Stored data:
## Begin

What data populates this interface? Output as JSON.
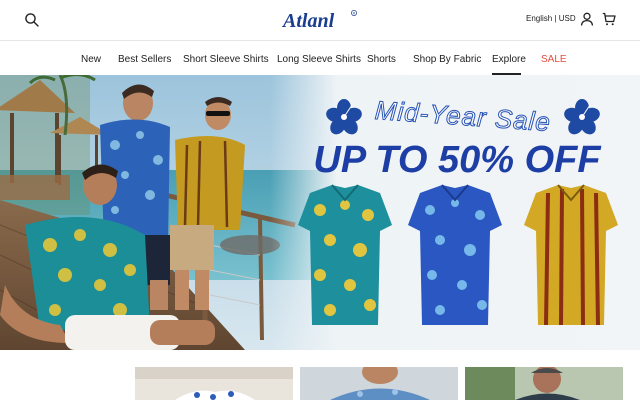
{
  "header": {
    "logo_text": "Atlanl",
    "language_currency": "English | USD",
    "icons": [
      "search-icon",
      "account-icon",
      "cart-icon"
    ]
  },
  "nav": {
    "items": [
      {
        "label": "New"
      },
      {
        "label": "Best Sellers"
      },
      {
        "label": "Short Sleeve Shirts"
      },
      {
        "label": "Long Sleeve Shirts"
      },
      {
        "label": "Shorts"
      },
      {
        "label": "Shop By Fabric"
      },
      {
        "label": "Explore"
      },
      {
        "label": "SALE"
      }
    ],
    "active": "Explore"
  },
  "hero": {
    "headline": "Mid-Year Sale",
    "subheadline": "UP TO 50% OFF",
    "slide_count": 3,
    "active_slide": 2
  },
  "colors": {
    "sale": "#e84c3d",
    "brand_blue": "#1b3d8f",
    "hero_text_blue": "#1d3fa5"
  }
}
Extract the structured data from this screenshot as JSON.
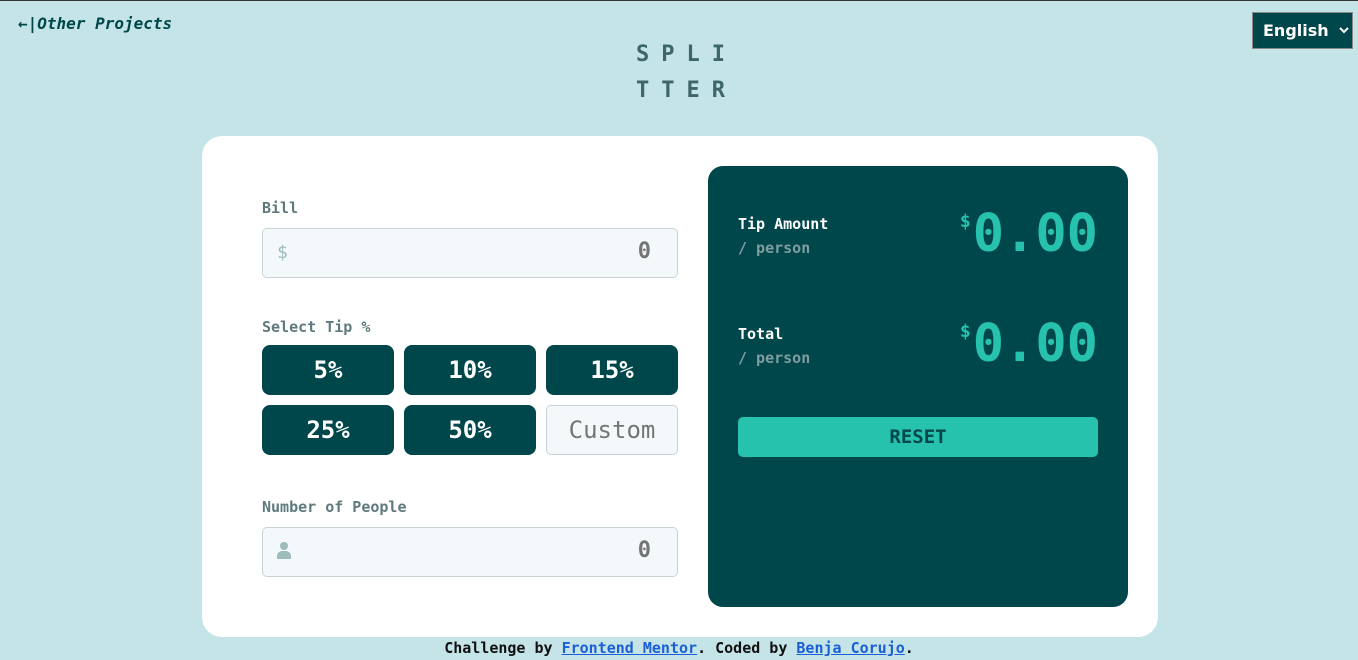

## End

— DO THIS —
Count the lines in the records above that contain the word "JSON", and give only that number.

— FINISHED TASK —
2